Given problem:
Leave out the pictures and copy each record below exactly.
--------------------
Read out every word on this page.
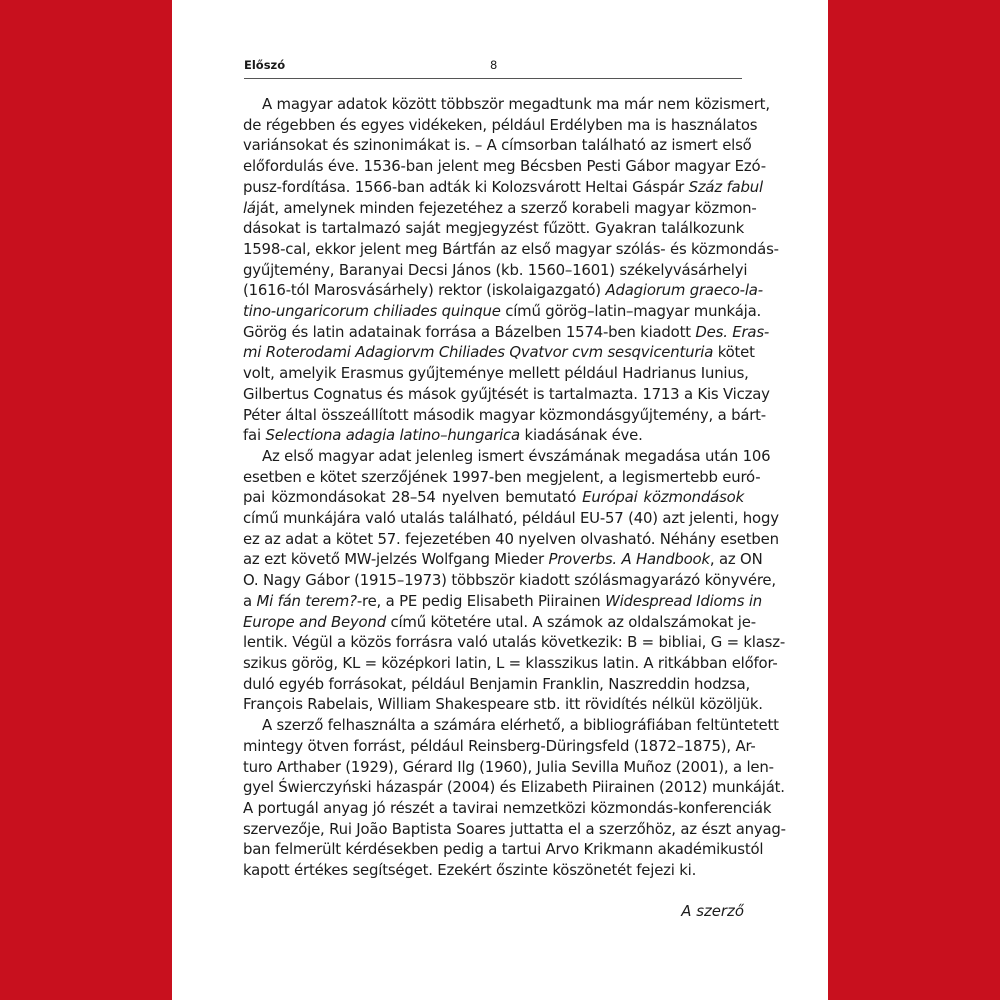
Előszó	8

A magyar adatok között többször megadtunk ma már nem közismert,
de régebben és egyes vidékeken, például Erdélyben ma is használatos
variánsokat és szinonimákat is. – A címsorban található az ismert első
előfordulás éve. 1536-ban jelent meg Bécsben Pesti Gábor magyar Ezó-
pusz-fordítása. 1566-ban adták ki Kolozsvárott Heltai Gáspár Száz fabul
láját, amelynek minden fejezetéhez a szerző korabeli magyar közmon-
dásokat is tartalmazó saját megjegyzést fűzött. Gyakran találkozunk
1598-cal, ekkor jelent meg Bártfán az első magyar szólás- és közmondás-
gyűjtemény, Baranyai Decsi János (kb. 1560–1601) székelyvásárhelyi
(1616-tól Marosvásárhely) rektor (iskolaigazgató) Adagiorum graeco-la-
tino-ungaricorum chiliades quinque című görög–latin–magyar munkája.
Görög és latin adatainak forrása a Bázelben 1574-ben kiadott Des. Eras-
mi Roterodami Adagiorvm Chiliades Qvatvor cvm sesqvicenturia kötet
volt, amelyik Erasmus gyűjteménye mellett például Hadrianus Iunius,
Gilbertus Cognatus és mások gyűjtését is tartalmazta. 1713 a Kis Viczay
Péter által összeállított második magyar közmondásgyűjtemény, a bárt-
fai Selectiona adagia latino–hungarica kiadásának éve.

Az első magyar adat jelenleg ismert évszámának megadása után 106
esetben e kötet szerzőjének 1997-ben megjelent, a legismertebb euró-
pai közmondásokat 28–54 nyelven bemutató Európai közmondások
című munkájára való utalás található, például EU-57 (40) azt jelenti, hogy
ez az adat a kötet 57. fejezetében 40 nyelven olvasható. Néhány esetben
az ezt követő MW-jelzés Wolfgang Mieder Proverbs. A Handbook, az ON
O. Nagy Gábor (1915–1973) többször kiadott szólásmagyarázó könyvére,
a Mi fán terem?-re, a PE pedig Elisabeth Piirainen Widespread Idioms in
Europe and Beyond című kötetére utal. A számok az oldalszámokat je-
lentik. Végül a közös forrásra való utalás következik: B = bibliai, G = klasz-
szikus görög, KL = középkori latin, L = klasszikus latin. A ritkábban előfor-
duló egyéb forrásokat, például Benjamin Franklin, Naszreddin hodzsa,
François Rabelais, William Shakespeare stb. itt rövidítés nélkül közöljük.

A szerző felhasználta a számára elérhető, a bibliográfiában feltüntetett
mintegy ötven forrást, például Reinsberg-Düringsfeld (1872–1875), Ar-
turo Arthaber (1929), Gérard Ilg (1960), Julia Sevilla Muñoz (2001), a len-
gyel Świerczyński házaspár (2004) és Elizabeth Piirainen (2012) munkáját.
A portugál anyag jó részét a tavirai nemzetközi közmondás-konferenciák
szervezője, Rui João Baptista Soares juttatta el a szerzőhöz, az észt anyag-
ban felmerült kérdésekben pedig a tartui Arvo Krikmann akadémikustól
kapott értékes segítséget. Ezekért őszinte köszönetét fejezi ki.

A szerző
--------------------
Correct output:
Read out every word on this page.
Előszó	8

A magyar adatok között többször megadtunk ma már nem közismert,
de régebben és egyes vidékeken, például Erdélyben ma is használatos
variánsokat és szinonimákat is. – A címsorban található az ismert első
előfordulás éve. 1536-ban jelent meg Bécsben Pesti Gábor magyar Ezó-
pusz-fordítása. 1566-ban adták ki Kolozsvárott Heltai Gáspár Száz fabul
láját, amelynek minden fejezetéhez a szerző korabeli magyar közmon-
dásokat is tartalmazó saját megjegyzést fűzött. Gyakran találkozunk
1598-cal, ekkor jelent meg Bártfán az első magyar szólás- és közmondás-
gyűjtemény, Baranyai Decsi János (kb. 1560–1601) székelyvásárhelyi
(1616-tól Marosvásárhely) rektor (iskolaigazgató) Adagiorum graeco-la-
tino-ungaricorum chiliades quinque című görög–latin–magyar munkája.
Görög és latin adatainak forrása a Bázelben 1574-ben kiadott Des. Eras-
mi Roterodami Adagiorvm Chiliades Qvatvor cvm sesqvicenturia kötet
volt, amelyik Erasmus gyűjteménye mellett például Hadrianus Iunius,
Gilbertus Cognatus és mások gyűjtését is tartalmazta. 1713 a Kis Viczay
Péter által összeállított második magyar közmondásgyűjtemény, a bárt-
fai Selectiona adagia latino–hungarica kiadásának éve.

Az első magyar adat jelenleg ismert évszámának megadása után 106
esetben e kötet szerzőjének 1997-ben megjelent, a legismertebb euró-
pai közmondásokat 28–54 nyelven bemutató Európai közmondások
című munkájára való utalás található, például EU-57 (40) azt jelenti, hogy
ez az adat a kötet 57. fejezetében 40 nyelven olvasható. Néhány esetben
az ezt követő MW-jelzés Wolfgang Mieder Proverbs. A Handbook, az ON
O. Nagy Gábor (1915–1973) többször kiadott szólásmagyarázó könyvére,
a Mi fán terem?-re, a PE pedig Elisabeth Piirainen Widespread Idioms in
Europe and Beyond című kötetére utal. A számok az oldalszámokat je-
lentik. Végül a közös forrásra való utalás következik: B = bibliai, G = klasz-
szikus görög, KL = középkori latin, L = klasszikus latin. A ritkábban előfor-
duló egyéb forrásokat, például Benjamin Franklin, Naszreddin hodzsa,
François Rabelais, William Shakespeare stb. itt rövidítés nélkül közöljük.

A szerző felhasználta a számára elérhető, a bibliográfiában feltüntetett
mintegy ötven forrást, például Reinsberg-Düringsfeld (1872–1875), Ar-
turo Arthaber (1929), Gérard Ilg (1960), Julia Sevilla Muñoz (2001), a len-
gyel Świerczyński házaspár (2004) és Elizabeth Piirainen (2012) munkáját.
A portugál anyag jó részét a tavirai nemzetközi közmondás-konferenciák
szervezője, Rui João Baptista Soares juttatta el a szerzőhöz, az észt anyag-
ban felmerült kérdésekben pedig a tartui Arvo Krikmann akadémikustól
kapott értékes segítséget. Ezekért őszinte köszönetét fejezi ki.

A szerző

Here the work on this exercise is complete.